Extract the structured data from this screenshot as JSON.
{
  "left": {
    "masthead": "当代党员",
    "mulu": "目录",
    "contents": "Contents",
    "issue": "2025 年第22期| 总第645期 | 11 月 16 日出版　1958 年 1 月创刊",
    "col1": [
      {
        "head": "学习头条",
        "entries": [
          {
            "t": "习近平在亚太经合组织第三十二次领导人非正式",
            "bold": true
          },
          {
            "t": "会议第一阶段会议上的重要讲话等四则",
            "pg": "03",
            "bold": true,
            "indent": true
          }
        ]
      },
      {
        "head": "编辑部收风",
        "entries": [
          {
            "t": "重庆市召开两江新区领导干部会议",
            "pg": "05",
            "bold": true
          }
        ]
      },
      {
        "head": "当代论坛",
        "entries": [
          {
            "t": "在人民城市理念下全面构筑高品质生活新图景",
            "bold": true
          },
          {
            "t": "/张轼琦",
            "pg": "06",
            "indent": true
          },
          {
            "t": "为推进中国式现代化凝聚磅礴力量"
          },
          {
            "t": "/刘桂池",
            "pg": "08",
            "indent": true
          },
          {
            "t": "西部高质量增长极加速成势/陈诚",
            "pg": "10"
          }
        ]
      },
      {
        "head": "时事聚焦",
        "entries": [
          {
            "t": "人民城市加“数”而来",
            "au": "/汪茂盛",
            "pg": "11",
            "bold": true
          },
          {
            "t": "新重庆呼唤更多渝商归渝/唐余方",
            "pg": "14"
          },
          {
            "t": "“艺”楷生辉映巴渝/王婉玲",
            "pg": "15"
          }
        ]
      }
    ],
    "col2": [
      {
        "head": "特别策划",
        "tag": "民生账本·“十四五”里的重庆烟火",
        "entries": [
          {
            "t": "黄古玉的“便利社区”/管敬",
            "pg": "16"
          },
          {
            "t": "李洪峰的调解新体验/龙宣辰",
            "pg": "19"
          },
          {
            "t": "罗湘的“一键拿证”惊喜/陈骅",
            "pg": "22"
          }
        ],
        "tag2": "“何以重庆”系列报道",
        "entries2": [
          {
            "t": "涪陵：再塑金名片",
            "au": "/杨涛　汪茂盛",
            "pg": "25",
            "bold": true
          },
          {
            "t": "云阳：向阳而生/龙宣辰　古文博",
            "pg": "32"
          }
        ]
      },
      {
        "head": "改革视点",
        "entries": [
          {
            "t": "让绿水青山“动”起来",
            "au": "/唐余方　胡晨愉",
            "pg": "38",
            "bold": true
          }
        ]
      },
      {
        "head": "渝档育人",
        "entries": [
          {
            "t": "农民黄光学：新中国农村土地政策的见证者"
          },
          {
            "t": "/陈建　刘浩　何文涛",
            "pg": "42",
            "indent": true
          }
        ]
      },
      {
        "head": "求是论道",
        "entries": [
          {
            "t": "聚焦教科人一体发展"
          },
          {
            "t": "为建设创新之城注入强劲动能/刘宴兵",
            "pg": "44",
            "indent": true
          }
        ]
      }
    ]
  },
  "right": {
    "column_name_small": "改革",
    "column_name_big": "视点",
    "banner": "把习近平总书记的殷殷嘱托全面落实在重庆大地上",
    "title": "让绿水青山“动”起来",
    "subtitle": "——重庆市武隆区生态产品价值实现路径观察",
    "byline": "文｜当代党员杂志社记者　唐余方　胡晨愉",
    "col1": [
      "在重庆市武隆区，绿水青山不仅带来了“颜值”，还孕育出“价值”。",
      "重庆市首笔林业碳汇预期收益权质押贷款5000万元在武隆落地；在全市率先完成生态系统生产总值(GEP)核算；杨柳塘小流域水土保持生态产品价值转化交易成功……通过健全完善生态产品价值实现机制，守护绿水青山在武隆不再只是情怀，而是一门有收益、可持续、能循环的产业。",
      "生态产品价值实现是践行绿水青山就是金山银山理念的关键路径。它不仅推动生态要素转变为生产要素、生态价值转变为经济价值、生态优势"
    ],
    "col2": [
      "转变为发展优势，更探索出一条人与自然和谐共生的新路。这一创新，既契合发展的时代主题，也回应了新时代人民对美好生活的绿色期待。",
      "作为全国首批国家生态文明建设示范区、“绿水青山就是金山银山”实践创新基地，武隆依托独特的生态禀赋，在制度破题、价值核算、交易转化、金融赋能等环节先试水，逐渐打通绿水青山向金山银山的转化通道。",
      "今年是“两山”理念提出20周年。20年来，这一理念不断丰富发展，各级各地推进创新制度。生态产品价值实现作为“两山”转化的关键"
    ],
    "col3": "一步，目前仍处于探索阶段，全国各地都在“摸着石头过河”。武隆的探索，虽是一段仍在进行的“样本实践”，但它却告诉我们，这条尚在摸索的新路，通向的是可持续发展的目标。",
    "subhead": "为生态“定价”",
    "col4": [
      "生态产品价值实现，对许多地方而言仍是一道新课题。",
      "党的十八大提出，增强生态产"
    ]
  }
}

To do
Each record above must be given again exactly.

Result of this exercise
Extract the structured data from this screenshot as JSON.
{
  "left": {
    "masthead": "当代党员",
    "mulu": "目录",
    "contents": "Contents",
    "issue": "2025 年第22期| 总第645期 | 11 月 16 日出版　1958 年 1 月创刊",
    "col1": [
      {
        "head": "学习头条",
        "entries": [
          {
            "t": "习近平在亚太经合组织第三十二次领导人非正式",
            "bold": true
          },
          {
            "t": "会议第一阶段会议上的重要讲话等四则",
            "pg": "03",
            "bold": true,
            "indent": true
          }
        ]
      },
      {
        "head": "编辑部收风",
        "entries": [
          {
            "t": "重庆市召开两江新区领导干部会议",
            "pg": "05",
            "bold": true
          }
        ]
      },
      {
        "head": "当代论坛",
        "entries": [
          {
            "t": "在人民城市理念下全面构筑高品质生活新图景",
            "bold": true
          },
          {
            "t": "/张轼琦",
            "pg": "06",
            "indent": true
          },
          {
            "t": "为推进中国式现代化凝聚磅礴力量"
          },
          {
            "t": "/刘桂池",
            "pg": "08",
            "indent": true
          },
          {
            "t": "西部高质量增长极加速成势/陈诚",
            "pg": "10"
          }
        ]
      },
      {
        "head": "时事聚焦",
        "entries": [
          {
            "t": "人民城市加“数”而来",
            "au": "/汪茂盛",
            "pg": "11",
            "bold": true
          },
          {
            "t": "新重庆呼唤更多渝商归渝/唐余方",
            "pg": "14"
          },
          {
            "t": "“艺”楷生辉映巴渝/王婉玲",
            "pg": "15"
          }
        ]
      }
    ],
    "col2": [
      {
        "head": "特别策划",
        "tag": "民生账本·“十四五”里的重庆烟火",
        "entries": [
          {
            "t": "黄古玉的“便利社区”/管敬",
            "pg": "16"
          },
          {
            "t": "李洪峰的调解新体验/龙宣辰",
            "pg": "19"
          },
          {
            "t": "罗湘的“一键拿证”惊喜/陈骅",
            "pg": "22"
          }
        ],
        "tag2": "“何以重庆”系列报道",
        "entries2": [
          {
            "t": "涪陵：再塑金名片",
            "au": "/杨涛　汪茂盛",
            "pg": "25",
            "bold": true
          },
          {
            "t": "云阳：向阳而生/龙宣辰　古文博",
            "pg": "32"
          }
        ]
      },
      {
        "head": "改革视点",
        "entries": [
          {
            "t": "让绿水青山“动”起来",
            "au": "/唐余方　胡晨愉",
            "pg": "38",
            "bold": true
          }
        ]
      },
      {
        "head": "渝档育人",
        "entries": [
          {
            "t": "农民黄光学：新中国农村土地政策的见证者"
          },
          {
            "t": "/陈建　刘浩　何文涛",
            "pg": "42",
            "indent": true
          }
        ]
      },
      {
        "head": "求是论道",
        "entries": [
          {
            "t": "聚焦教科人一体发展"
          },
          {
            "t": "为建设创新之城注入强劲动能/刘宴兵",
            "pg": "44",
            "indent": true
          }
        ]
      }
    ]
  },
  "right": {
    "column_name_small": "改革",
    "column_name_big": "视点",
    "banner": "把习近平总书记的殷殷嘱托全面落实在重庆大地上",
    "title": "让绿水青山“动”起来",
    "subtitle": "——重庆市武隆区生态产品价值实现路径观察",
    "byline": "文｜当代党员杂志社记者　唐余方　胡晨愉",
    "col1": [
      "在重庆市武隆区，绿水青山不仅带来了“颜值”，还孕育出“价值”。",
      "重庆市首笔林业碳汇预期收益权质押贷款5000万元在武隆落地；在全市率先完成生态系统生产总值(GEP)核算；杨柳塘小流域水土保持生态产品价值转化交易成功……通过健全完善生态产品价值实现机制，守护绿水青山在武隆不再只是情怀，而是一门有收益、可持续、能循环的产业。",
      "生态产品价值实现是践行绿水青山就是金山银山理念的关键路径。它不仅推动生态要素转变为生产要素、生态价值转变为经济价值、生态优势"
    ],
    "col2": [
      "转变为发展优势，更探索出一条人与自然和谐共生的新路。这一创新，既契合发展的时代主题，也回应了新时代人民对美好生活的绿色期待。",
      "作为全国首批国家生态文明建设示范区、“绿水青山就是金山银山”实践创新基地，武隆依托独特的生态禀赋，在制度破题、价值核算、交易转化、金融赋能等环节先试水，逐渐打通绿水青山向金山银山的转化通道。",
      "今年是“两山”理念提出20周年。20年来，这一理念不断丰富发展，各级各地推进创新制度。生态产品价值实现作为“两山”转化的关键"
    ],
    "col3": "一步，目前仍处于探索阶段，全国各地都在“摸着石头过河”。武隆的探索，虽是一段仍在进行的“样本实践”，但它却告诉我们，这条尚在摸索的新路，通向的是可持续发展的目标。",
    "subhead": "为生态“定价”",
    "col4": [
      "生态产品价值实现，对许多地方而言仍是一道新课题。",
      "党的十八大提出，增强生态产"
    ]
  }
}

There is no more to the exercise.